Can you print every record below exactly as written?

§ **Data supplied**
========================================

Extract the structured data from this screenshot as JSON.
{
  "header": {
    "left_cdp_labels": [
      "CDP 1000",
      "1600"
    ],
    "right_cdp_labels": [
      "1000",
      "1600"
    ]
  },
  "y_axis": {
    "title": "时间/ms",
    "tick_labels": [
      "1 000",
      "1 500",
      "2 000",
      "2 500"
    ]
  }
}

========================================

§ **Answer to this problem**
Extract the structured data from this screenshot as JSON.
{
  "header": {
    "left_cdp_labels": [
      "CDP 1000",
      "1600"
    ],
    "right_cdp_labels": [
      "1000",
      "1600"
    ]
  },
  "y_axis": {
    "title": "时间/ms",
    "tick_labels": [
      "1 000",
      "1 500",
      "2 000",
      "2 500"
    ]
  }
}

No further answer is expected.